• _The request_
Extract all lines in the data that contain the word "süütundeta".
--- Begin Records provided ---
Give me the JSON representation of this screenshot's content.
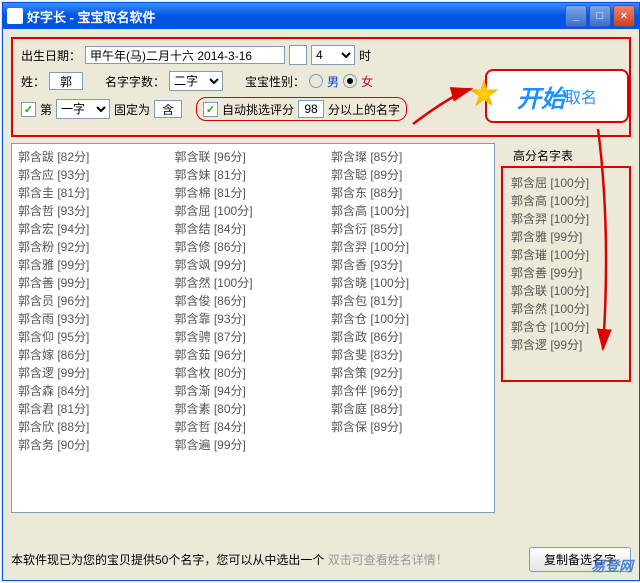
{
  "window": {
    "title": "好字长 - 宝宝取名软件"
  },
  "form": {
    "birth_label": "出生日期：",
    "birth_value": "甲午年(马)二月十六 2014-3-16",
    "hour_value": "4",
    "hour_unit": "时",
    "surname_label": "姓：",
    "surname_value": "郭",
    "charcnt_label": "名字字数：",
    "charcnt_value": "二字",
    "gender_label": "宝宝性别：",
    "gender_male": "男",
    "gender_female": "女",
    "chk_di": "第",
    "pos_value": "一字",
    "fix_label": "固定为",
    "fix_value": "含",
    "auto_label": "自动挑选评分",
    "auto_value": "98",
    "auto_tail": "分以上的名字"
  },
  "start": {
    "big": "开始",
    "small": "取名"
  },
  "list": {
    "rows": [
      [
        "郭含跋  [82分]",
        "郭含联  [96分]",
        "郭含璨  [85分]"
      ],
      [
        "郭含应  [93分]",
        "郭含妹  [81分]",
        "郭含聪  [89分]"
      ],
      [
        "郭含圭  [81分]",
        "郭含棉  [81分]",
        "郭含东  [88分]"
      ],
      [
        "郭含哲  [93分]",
        "郭含屈  [100分]",
        "郭含高  [100分]"
      ],
      [
        "郭含宏  [94分]",
        "郭含结  [84分]",
        "郭含衍  [85分]"
      ],
      [
        "郭含粉  [92分]",
        "郭含修  [86分]",
        "郭含羿  [100分]"
      ],
      [
        "郭含雅  [99分]",
        "郭含飒  [99分]",
        "郭含香  [93分]"
      ],
      [
        "郭含善  [99分]",
        "郭含然  [100分]",
        "郭含晓  [100分]"
      ],
      [
        "郭含员  [96分]",
        "郭含俊  [86分]",
        "郭含包  [81分]"
      ],
      [
        "郭含雨  [93分]",
        "郭含靠  [93分]",
        "郭含仓  [100分]"
      ],
      [
        "郭含仰  [95分]",
        "郭含骋  [87分]",
        "郭含政  [86分]"
      ],
      [
        "郭含嫁  [86分]",
        "郭含茹  [96分]",
        "郭含斐  [83分]"
      ],
      [
        "郭含逻  [99分]",
        "郭含枚  [80分]",
        "郭含策  [92分]"
      ],
      [
        "郭含森  [84分]",
        "郭含渐  [94分]",
        "郭含伴  [96分]"
      ],
      [
        "郭含君  [81分]",
        "郭含素  [80分]",
        "郭含庭  [88分]"
      ],
      [
        "郭含欣  [88分]",
        "郭含哲  [84分]",
        "郭含保  [89分]"
      ],
      [
        "郭含务  [90分]",
        "郭含遍  [99分]",
        ""
      ]
    ]
  },
  "side": {
    "header": "高分名字表",
    "items": [
      "郭含屈  [100分]",
      "郭含高  [100分]",
      "郭含羿  [100分]",
      "郭含雅  [99分]",
      "郭含璀  [100分]",
      "郭含善  [99分]",
      "郭含联  [100分]",
      "郭含然  [100分]",
      "郭含仓  [100分]",
      "郭含逻  [99分]"
    ]
  },
  "footer": {
    "msg": "本软件现已为您的宝贝提供50个名字，您可以从中选出一个",
    "hint": "双击可查看姓名详情！",
    "copy_btn": "复制备选名字"
  },
  "watermark": "易登网"
}
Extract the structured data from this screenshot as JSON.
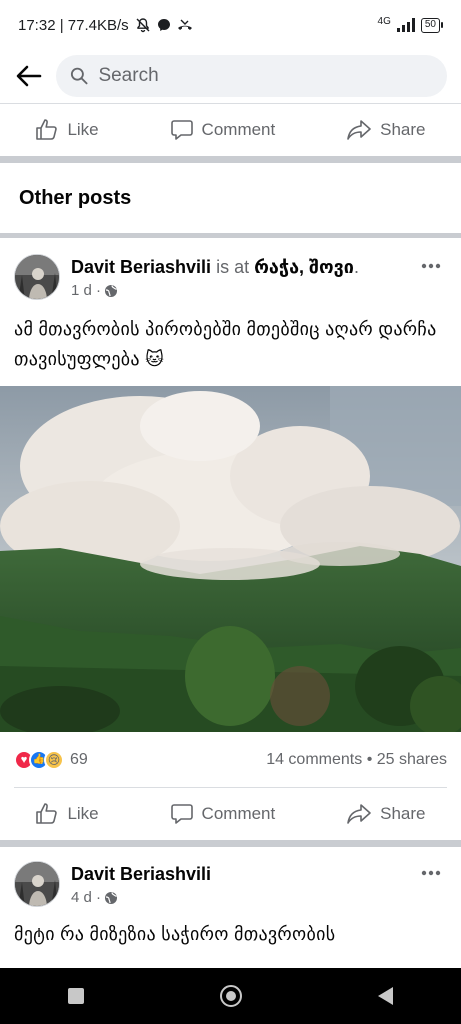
{
  "status": {
    "time_net": "17:32 | 77.4KB/s",
    "network": "4G",
    "battery": "50"
  },
  "search": {
    "placeholder": "Search"
  },
  "actions": {
    "like": "Like",
    "comment": "Comment",
    "share": "Share"
  },
  "section": {
    "title": "Other posts"
  },
  "posts": [
    {
      "author": "Davit Beriashvili",
      "is_at": "is at",
      "location": "რაჭა, შოვი",
      "location_suffix": ".",
      "time": "1 d ·",
      "text": "ამ მთავრობის პირობებში მთებშიც აღარ დარჩა თავისუფლება 🐱",
      "reaction_count": "69",
      "comments": "14 comments",
      "shares": "25 shares"
    },
    {
      "author": "Davit Beriashvili",
      "time": "4 d ·",
      "text": "მეტი რა მიზეზია საჭირო მთავრობის"
    }
  ],
  "icons": [
    "back-arrow-icon",
    "search-icon",
    "like-icon",
    "comment-icon",
    "share-icon",
    "globe-icon",
    "more-icon",
    "love-reaction-icon",
    "like-reaction-icon",
    "sad-reaction-icon"
  ],
  "colors": {
    "muted": "#65676b",
    "separator": "#c9ccd1",
    "search_bg": "#f0f2f5",
    "love": "#f02849",
    "like_blue": "#1877f2"
  }
}
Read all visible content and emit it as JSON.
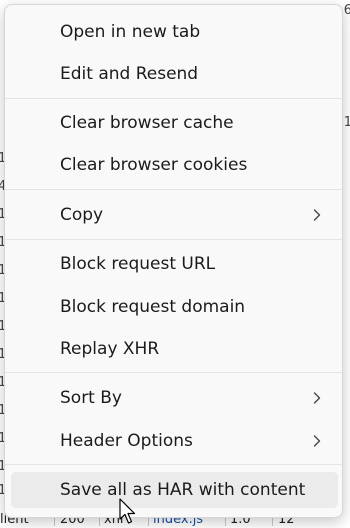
{
  "background": {
    "left_edge_glyphs": [
      "1",
      "4",
      "1",
      "1",
      "1",
      "1",
      "1",
      "1",
      "1",
      "1",
      "1",
      "1",
      "1"
    ],
    "right_edge_glyphs": [
      "6",
      "1"
    ],
    "bottom_row": {
      "client": "lient",
      "status": "200",
      "type": "xhr",
      "initiator": "index.js",
      "size": "1.0",
      "time": "12"
    }
  },
  "menu": {
    "items": [
      {
        "label": "Open in new tab"
      },
      {
        "label": "Edit and Resend"
      },
      {
        "label": "Clear browser cache"
      },
      {
        "label": "Clear browser cookies"
      },
      {
        "label": "Copy",
        "submenu": true
      },
      {
        "label": "Block request URL"
      },
      {
        "label": "Block request domain"
      },
      {
        "label": "Replay XHR"
      },
      {
        "label": "Sort By",
        "submenu": true
      },
      {
        "label": "Header Options",
        "submenu": true
      },
      {
        "label": "Save all as HAR with content",
        "highlighted": true
      }
    ]
  },
  "colors": {
    "menu_bg": "#f9f9f9",
    "highlight": "#ebebeb",
    "text": "#1b1b1b",
    "link": "#1a4fa8"
  }
}
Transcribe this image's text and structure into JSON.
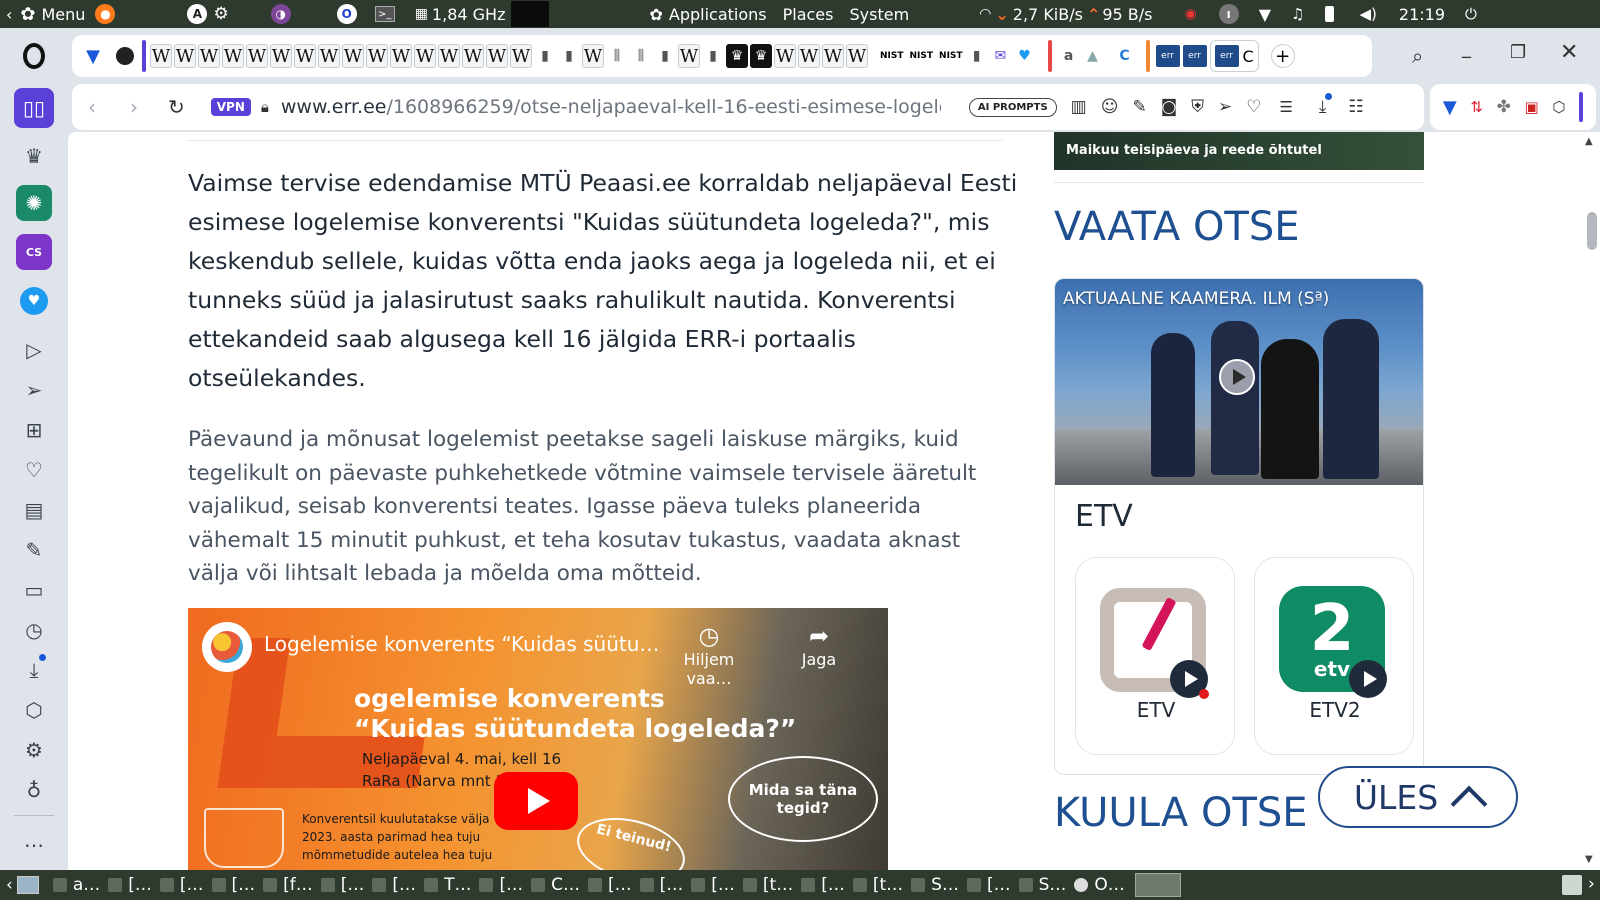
{
  "system_panel": {
    "menu_label": "Menu",
    "cpu_freq": "1,84 GHz",
    "applications": "Applications",
    "places": "Places",
    "system": "System",
    "net_down": "2,7 KiB/s",
    "net_up": "95 B/s",
    "clock": "21:19"
  },
  "tabs": {
    "wiki_glyph": "W",
    "nist_label": "NIST",
    "amazon_glyph": "a",
    "err_label": "err",
    "partial_tab": "C"
  },
  "address_bar": {
    "vpn_label": "VPN",
    "url_domain": "www.err.ee",
    "url_path": "/1608966259/otse-neljapaeval-kell-16-eesti-esimese-logelen",
    "ai_prompts_label": "AI PROMPTS"
  },
  "sidebar": {
    "more_label": "…"
  },
  "article": {
    "paragraph_1": "Vaimse tervise edendamise MTÜ Peaasi.ee korraldab neljapäeval Eesti esimese logelemise konverentsi \"Kuidas süütundeta logeleda?\", mis keskendub sellele, kuidas võtta enda jaoks aega ja logeleda nii, et ei tunneks süüd ja jalasirutust saaks rahulikult nautida. Konverentsi ettekandeid saab algusega kell 16 jälgida ERR-i portaalis otseülekandes.",
    "paragraph_2": "Päevaund ja mõnusat logelemist peetakse sageli laiskuse märgiks, kuid tegelikult on päevaste puhkehetkede võtmine vaimsele tervisele ääretult vajalikud, seisab konverentsi teates. Igasse päeva tuleks planeerida vähemalt 15 minutit puhkust, et teha kosutav tukastus, vaadata aknast välja või lihtsalt lebada ja mõelda oma mõtteid."
  },
  "video": {
    "title": "Logelemise konverents “Kuidas süütu…",
    "watch_later": "Hiljem vaa…",
    "share": "Jaga",
    "poster_line_1": "ogelemise konverents",
    "poster_line_2": "“Kuidas süütundeta logeleda?”",
    "poster_date": "Neljapäeval 4. mai, kell 16",
    "poster_venue": "RaRa (Narva mnt 1",
    "poster_small_1": "Konverentsil kuulutatakse välja",
    "poster_small_2": "2023. aasta parimad hea tuju",
    "poster_small_3": "mõmmetudide autelea hea tuju",
    "bubble_1": "Mida sa täna tegid?",
    "bubble_2": "Ei teinud!"
  },
  "sidebar_right": {
    "banner_text": "Maikuu teisipäeva ja reede õhtutel",
    "live_heading": "VAATA OTSE",
    "live_show": "AKTUAALNE KAAMERA. ILM (Sª)",
    "channel_heading": "ETV",
    "channels": [
      {
        "name": "ETV"
      },
      {
        "name": "ETV2"
      }
    ],
    "up_button": "ÜLES",
    "listen_heading": "KUULA OTSE"
  },
  "taskbar": {
    "items": [
      "a…",
      "[…",
      "[…",
      "[…",
      "[f…",
      "[…",
      "[…",
      "T…",
      "[…",
      "C…",
      "[…",
      "[…",
      "[…",
      "[t…",
      "[…",
      "[t…",
      "S…",
      "[…",
      "S…",
      "O…"
    ]
  },
  "colors": {
    "panel_bg": "#2f3a2f",
    "err_blue": "#1f4b8a",
    "heading_blue": "#1d4f91",
    "etv_green": "#0f8c66",
    "etv_magenta": "#d4145a",
    "vpn_purple": "#5b3fd9"
  }
}
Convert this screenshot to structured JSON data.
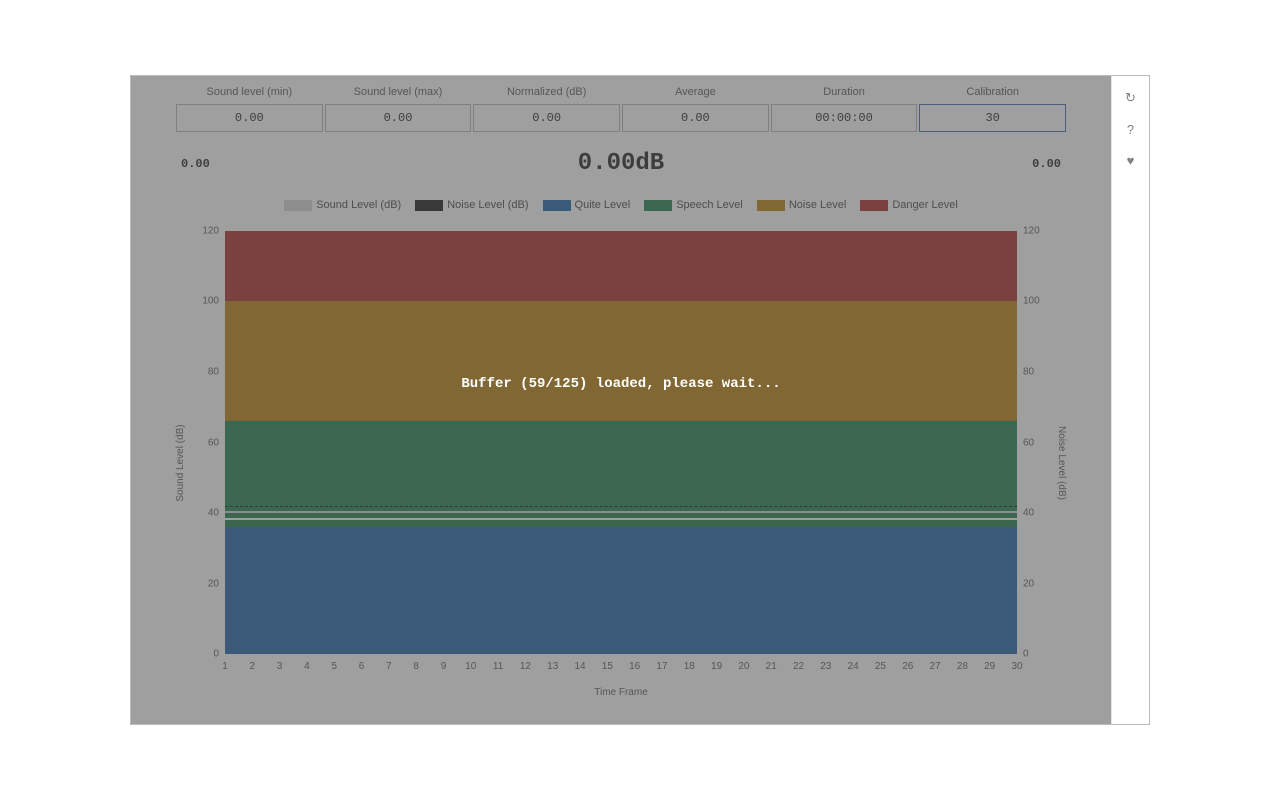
--- End Records provided ---
• _Task answer_
    "paragraph_1": "Vaimse tervise edendamise MTÜ Peaasi.ee korraldab neljapäeval Eesti esimese logelemise konverentsi \"Kuidas süütundeta logeleda?\", mis keskendub sellele, kuidas võtta enda jaoks aega ja logeleda nii, et ei tunneks süüd ja jalasirutust saaks rahulikult nautida. Konverentsi ettekandeid saab algusega kell 16 jälgida ERR-i portaalis otseülekandes.",
    "poster_line_2": "“Kuidas süütundeta logeleda?”",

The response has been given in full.